▶ [YOUR TASK]:
Say how many of the lines below include the word "treatment". Only the number should be given.

===== EXTRACTED INFORMATION

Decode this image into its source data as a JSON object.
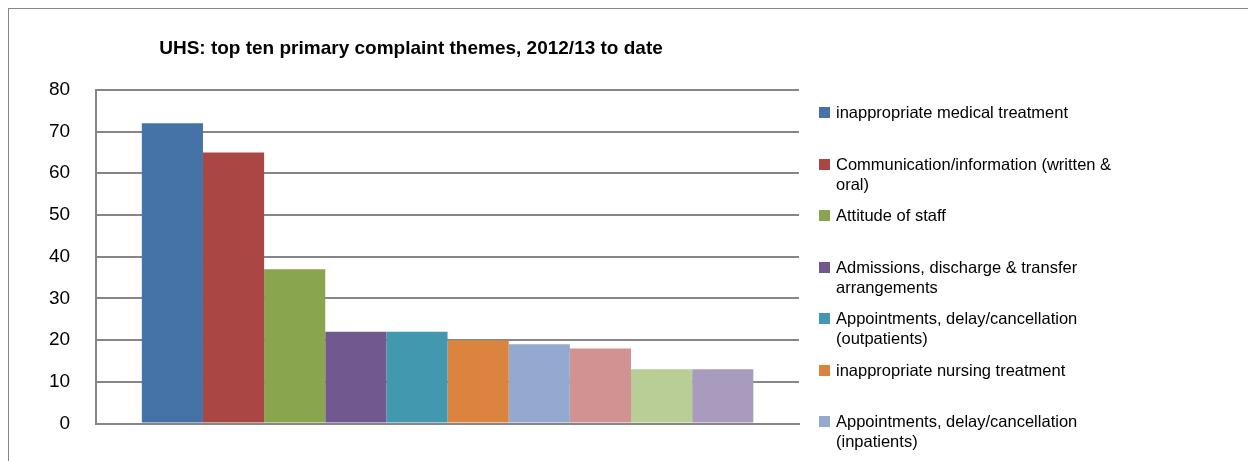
{
  "chart_data": {
    "type": "bar",
    "title": "UHS: top ten primary complaint themes, 2012/13 to date",
    "categories": [
      null
    ],
    "series": [
      {
        "name": "inappropriate medical treatment",
        "color": "#4573a7",
        "values": [
          72
        ]
      },
      {
        "name": "Communication/information (written & oral)",
        "color": "#aa4644",
        "values": [
          65
        ]
      },
      {
        "name": "Attitude of staff",
        "color": "#89a54e",
        "values": [
          37
        ]
      },
      {
        "name": "Admissions, discharge & transfer arrangements",
        "color": "#71588f",
        "values": [
          22
        ]
      },
      {
        "name": "Appointments, delay/cancellation (outpatients)",
        "color": "#4298af",
        "values": [
          22
        ]
      },
      {
        "name": "inappropriate nursing treatment",
        "color": "#db843d",
        "values": [
          20
        ]
      },
      {
        "name": "Appointments, delay/cancellation (inpatients)",
        "color": "#93a9cf",
        "values": [
          19
        ]
      },
      {
        "color": "#d19392",
        "values": [
          18
        ]
      },
      {
        "color": "#b9cd96",
        "values": [
          13
        ]
      },
      {
        "color": "#a99bbd",
        "values": [
          13
        ]
      }
    ],
    "ylim": [
      0,
      80
    ],
    "yticks": [
      0,
      10,
      20,
      30,
      40,
      50,
      60,
      70,
      80
    ],
    "grid": "y",
    "legend": "right"
  }
}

==========

▶ [WRITTEN RESPONSE]:
2